■ Stated task A
Check each statement against the URL-encoding thread and mark it yes or no, quoting the exact words that decide it: (i) the reply says a ready-made encoder encodes the entire string; (ii) the reply's alternative encoder re-encodes the whole URL; (iii) the reply judges the asker's code to be fine.
■ Stated task B
Rewrite everything in the URL-encoding thread from "I want to know" down to "will never happen.", putting "scheme" wherever "protocol" appears.
■ Stated task C
In the URL-encoding thread, what check does the reply suggest adding to the asker's code?

I want to know if there is any way to parse an URL like this:
https://www.mysite.com/lot/of/unpleasant/folders/and/my/url with spaces &\"others\".xls
The problem with that sort of urls is that they are partially encoded, if you try to use an out-of-the-box encoder it will always encode the whole string, so I guess that your approach of using a custom encoder is correct. Your code is OK, you would just need to add some validations like, for instance, what if the "evil url" doesn't come with the protocol part (i. e. without the "https://") unless you're pretty sure it will never happen.
I have some spare time so I did an alternative custom encoder, the strategy I follow is to parse for chars that are not allowed in an URL and encode only those, rather than trying to re-encode the whole thing:
private static String encodeSemiEncoded(String semiEncondedUrl) {
final String ALLOWED_CHAR = "!*'();:@&=+$,/?#[]-_.~";
StringBuilder encoded = new StringBuilder();
for(char ch: semiEncondedUrl.toCharArray()) {
boolean shouldEncode = ALLOWED_CHAR.indexOf(ch) == -1 && !Character.isLetterOrDigit(ch) || ch > 127;
if(shouldEncode) {
encoded.append(String.format("%%%02X", (int)ch));
} else {
encoded.append(ch);
}
}
return encoded.toString();
}
Hope this helps

■ Entries
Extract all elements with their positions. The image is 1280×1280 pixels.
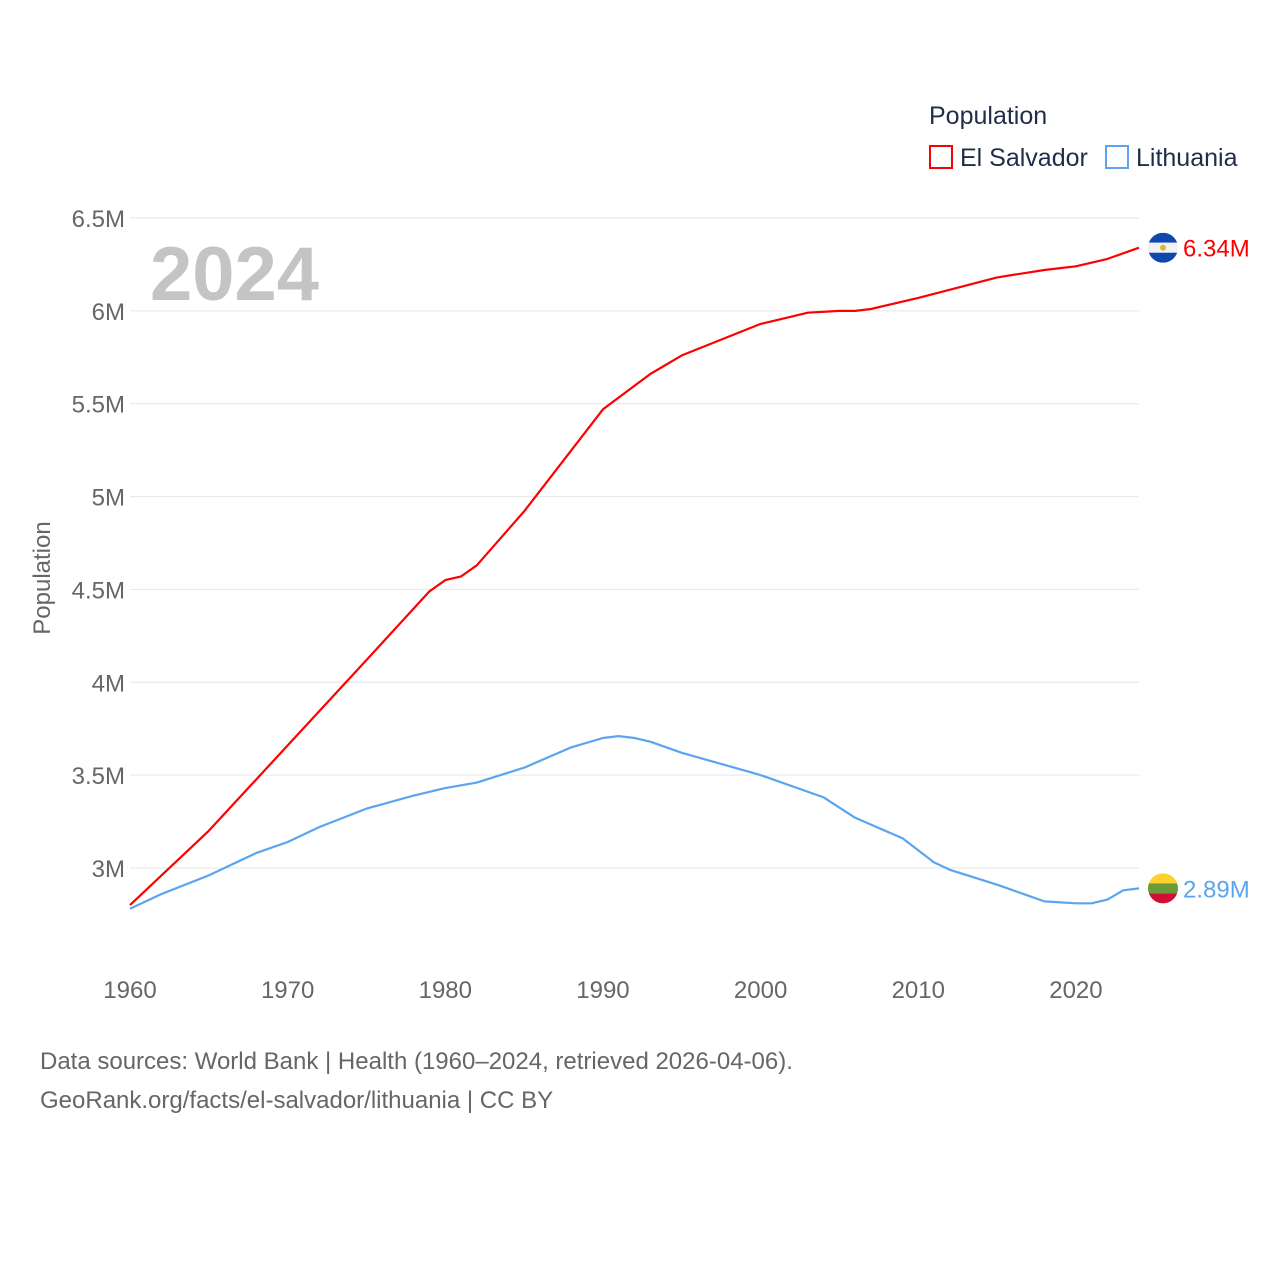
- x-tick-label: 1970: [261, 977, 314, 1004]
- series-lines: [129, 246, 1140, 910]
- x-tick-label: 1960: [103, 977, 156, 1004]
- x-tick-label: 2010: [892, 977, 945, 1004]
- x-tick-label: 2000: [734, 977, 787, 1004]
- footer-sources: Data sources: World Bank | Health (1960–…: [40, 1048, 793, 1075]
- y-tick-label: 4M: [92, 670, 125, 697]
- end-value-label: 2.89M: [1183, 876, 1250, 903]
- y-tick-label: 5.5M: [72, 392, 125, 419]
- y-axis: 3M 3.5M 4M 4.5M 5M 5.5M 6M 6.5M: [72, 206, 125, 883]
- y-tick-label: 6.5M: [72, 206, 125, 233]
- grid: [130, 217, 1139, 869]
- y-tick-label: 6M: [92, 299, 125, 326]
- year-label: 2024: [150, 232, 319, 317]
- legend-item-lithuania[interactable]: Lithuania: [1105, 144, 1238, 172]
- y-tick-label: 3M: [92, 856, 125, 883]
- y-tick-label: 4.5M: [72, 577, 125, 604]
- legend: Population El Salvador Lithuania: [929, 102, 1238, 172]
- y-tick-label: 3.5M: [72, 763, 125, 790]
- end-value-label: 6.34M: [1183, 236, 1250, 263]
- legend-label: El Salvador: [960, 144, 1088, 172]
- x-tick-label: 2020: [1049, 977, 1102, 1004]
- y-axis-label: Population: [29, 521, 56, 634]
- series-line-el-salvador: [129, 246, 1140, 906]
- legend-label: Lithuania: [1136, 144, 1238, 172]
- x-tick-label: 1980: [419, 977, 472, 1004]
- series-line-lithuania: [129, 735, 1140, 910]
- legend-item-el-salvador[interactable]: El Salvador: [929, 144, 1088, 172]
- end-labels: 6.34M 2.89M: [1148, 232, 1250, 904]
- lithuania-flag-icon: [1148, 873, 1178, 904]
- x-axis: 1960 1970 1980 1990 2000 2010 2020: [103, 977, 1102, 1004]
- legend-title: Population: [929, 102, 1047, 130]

■ Problem solution A
(i) Yes: "if you try to use an out-of-the-box encoder it will always encode the whole string"
(ii) No: "encode only those, rather than trying to re-encode the whole thing"
(iii) Yes: "Your code is OK"

■ Problem solution B
I want to know if there is any way to parse an URL like this:
https://www.mysite.com/lot/of/unpleasant/folders/and/my/url with spaces &\"others\".xls
The problem with that sort of urls is that they are partially encoded, if you try to use an out-of-the-box encoder it will always encode the whole string, so I guess that your approach of using a custom encoder is correct. Your code is OK, you would just need to add some validations like, for instance, what if the "evil url" doesn't come with the scheme part (i. e. without the "https://") unless you're pretty sure it will never happen.

■ Problem solution C
A check for when the URL comes without the protocol part, that is, without the "https://".